WORK TO COMPLETE:
Below is a listing to write out in full, exactly as given, without its pictures.

----------------------------------------

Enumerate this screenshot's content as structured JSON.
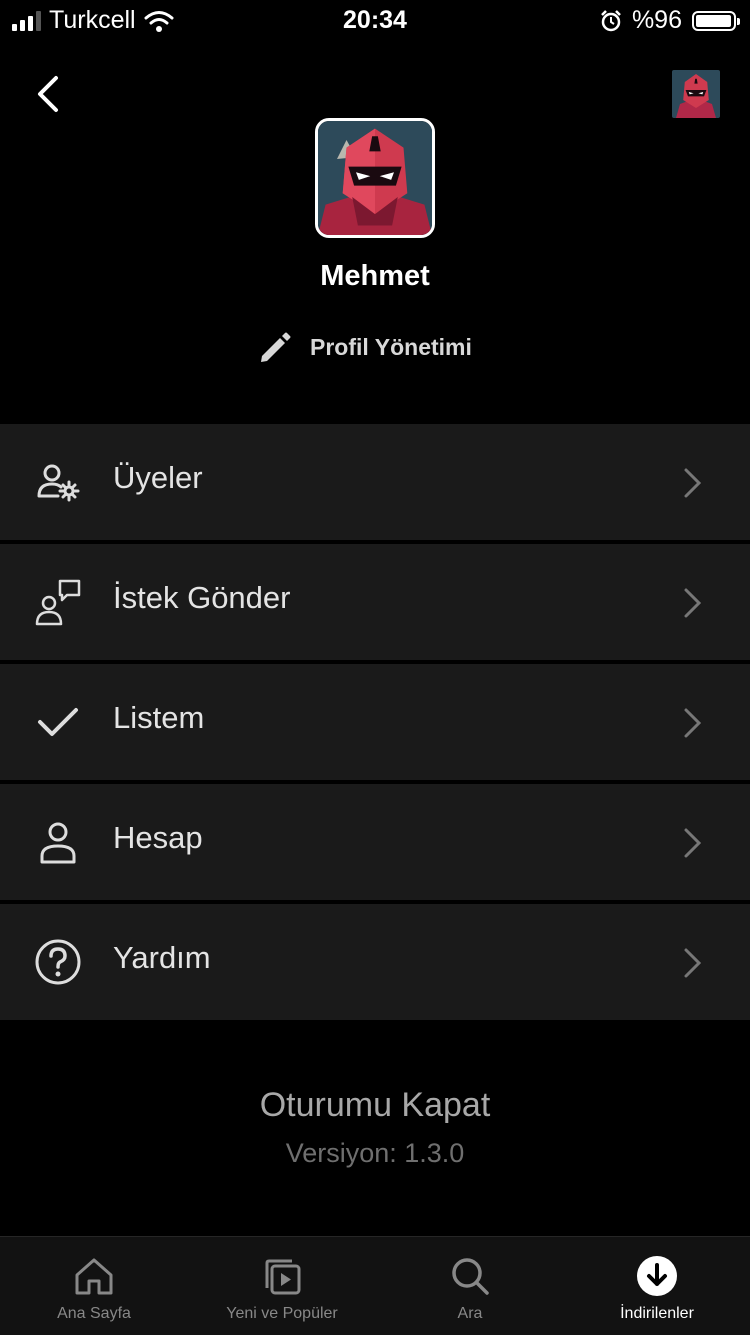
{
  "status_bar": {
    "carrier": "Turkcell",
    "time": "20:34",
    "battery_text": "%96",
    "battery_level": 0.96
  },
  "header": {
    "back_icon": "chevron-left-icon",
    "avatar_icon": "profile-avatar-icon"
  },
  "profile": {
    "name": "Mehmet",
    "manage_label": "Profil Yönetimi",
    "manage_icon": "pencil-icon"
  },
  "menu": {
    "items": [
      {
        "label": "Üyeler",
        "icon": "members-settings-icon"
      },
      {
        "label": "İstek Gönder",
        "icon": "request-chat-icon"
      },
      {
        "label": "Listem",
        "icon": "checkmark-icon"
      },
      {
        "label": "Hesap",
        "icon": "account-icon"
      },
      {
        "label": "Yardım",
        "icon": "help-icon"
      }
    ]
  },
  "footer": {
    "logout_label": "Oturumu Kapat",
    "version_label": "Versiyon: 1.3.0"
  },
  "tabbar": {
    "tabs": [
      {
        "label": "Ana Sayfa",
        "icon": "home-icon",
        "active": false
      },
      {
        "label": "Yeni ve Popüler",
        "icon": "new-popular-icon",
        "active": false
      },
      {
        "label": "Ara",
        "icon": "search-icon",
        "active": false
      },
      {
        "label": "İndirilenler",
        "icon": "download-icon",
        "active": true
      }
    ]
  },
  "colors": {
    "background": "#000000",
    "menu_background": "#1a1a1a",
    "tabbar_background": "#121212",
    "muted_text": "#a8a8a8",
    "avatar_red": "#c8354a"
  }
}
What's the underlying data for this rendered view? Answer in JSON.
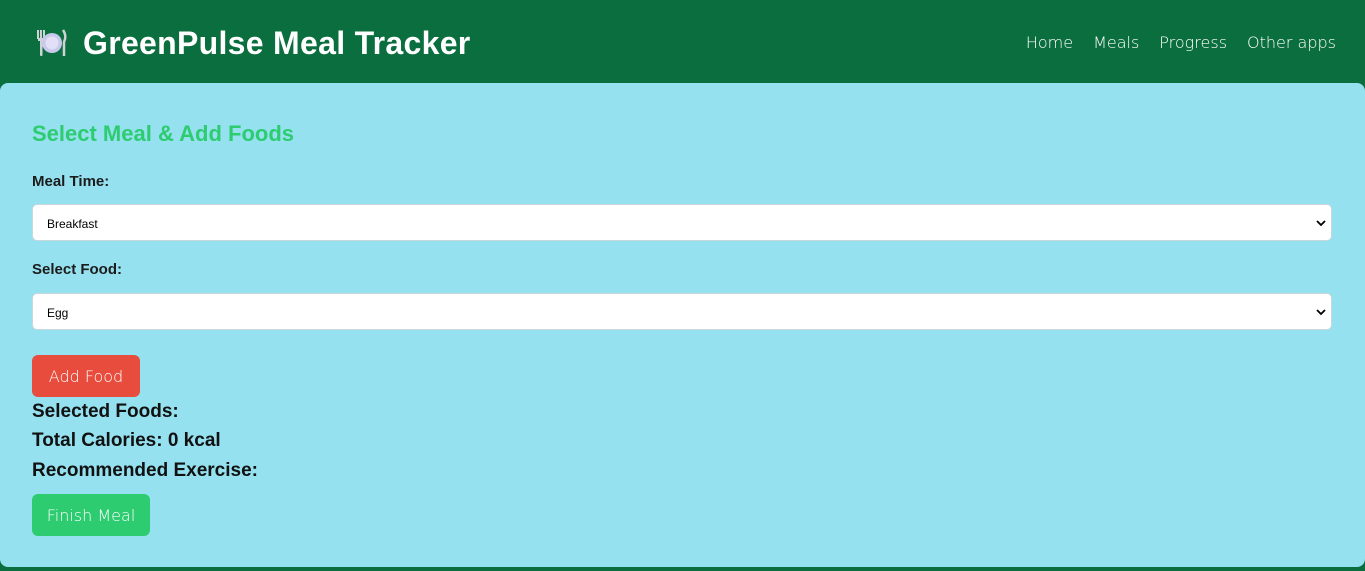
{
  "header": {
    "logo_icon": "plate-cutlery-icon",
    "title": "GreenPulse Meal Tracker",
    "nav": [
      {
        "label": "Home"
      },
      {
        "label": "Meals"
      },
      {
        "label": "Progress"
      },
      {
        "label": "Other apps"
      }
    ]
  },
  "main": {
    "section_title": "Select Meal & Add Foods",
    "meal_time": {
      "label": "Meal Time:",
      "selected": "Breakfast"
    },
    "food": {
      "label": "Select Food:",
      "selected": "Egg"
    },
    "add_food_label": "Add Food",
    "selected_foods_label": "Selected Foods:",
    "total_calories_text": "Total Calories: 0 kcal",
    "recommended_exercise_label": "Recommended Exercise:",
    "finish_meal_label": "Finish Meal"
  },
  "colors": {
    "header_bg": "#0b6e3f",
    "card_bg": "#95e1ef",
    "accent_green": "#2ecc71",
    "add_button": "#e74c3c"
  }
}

----------------------------------------

THE RESPONSE:
Enumerate this screenshot's content as structured JSON.
{
  "status_bar": {
    "carrier": "Turkcell",
    "time": "20:34",
    "battery_text": "%96",
    "battery_level": 0.96
  },
  "header": {
    "back_icon": "chevron-left-icon",
    "avatar_icon": "profile-avatar-icon"
  },
  "profile": {
    "name": "Mehmet",
    "manage_label": "Profil Yönetimi",
    "manage_icon": "pencil-icon"
  },
  "menu": {
    "items": [
      {
        "label": "Üyeler",
        "icon": "members-settings-icon"
      },
      {
        "label": "İstek Gönder",
        "icon": "request-chat-icon"
      },
      {
        "label": "Listem",
        "icon": "checkmark-icon"
      },
      {
        "label": "Hesap",
        "icon": "account-icon"
      },
      {
        "label": "Yardım",
        "icon": "help-icon"
      }
    ]
  },
  "footer": {
    "logout_label": "Oturumu Kapat",
    "version_label": "Versiyon: 1.3.0"
  },
  "tabbar": {
    "tabs": [
      {
        "label": "Ana Sayfa",
        "icon": "home-icon",
        "active": false
      },
      {
        "label": "Yeni ve Popüler",
        "icon": "new-popular-icon",
        "active": false
      },
      {
        "label": "Ara",
        "icon": "search-icon",
        "active": false
      },
      {
        "label": "İndirilenler",
        "icon": "download-icon",
        "active": true
      }
    ]
  },
  "colors": {
    "background": "#000000",
    "menu_background": "#1a1a1a",
    "tabbar_background": "#121212",
    "muted_text": "#a8a8a8",
    "avatar_red": "#c8354a"
  }
}
What's the underlying data for this rendered view? Answer in JSON.
{
  "header": {
    "logo_icon": "plate-cutlery-icon",
    "title": "GreenPulse Meal Tracker",
    "nav": [
      {
        "label": "Home"
      },
      {
        "label": "Meals"
      },
      {
        "label": "Progress"
      },
      {
        "label": "Other apps"
      }
    ]
  },
  "main": {
    "section_title": "Select Meal & Add Foods",
    "meal_time": {
      "label": "Meal Time:",
      "selected": "Breakfast"
    },
    "food": {
      "label": "Select Food:",
      "selected": "Egg"
    },
    "add_food_label": "Add Food",
    "selected_foods_label": "Selected Foods:",
    "total_calories_text": "Total Calories: 0 kcal",
    "recommended_exercise_label": "Recommended Exercise:",
    "finish_meal_label": "Finish Meal"
  },
  "colors": {
    "header_bg": "#0b6e3f",
    "card_bg": "#95e1ef",
    "accent_green": "#2ecc71",
    "add_button": "#e74c3c"
  }
}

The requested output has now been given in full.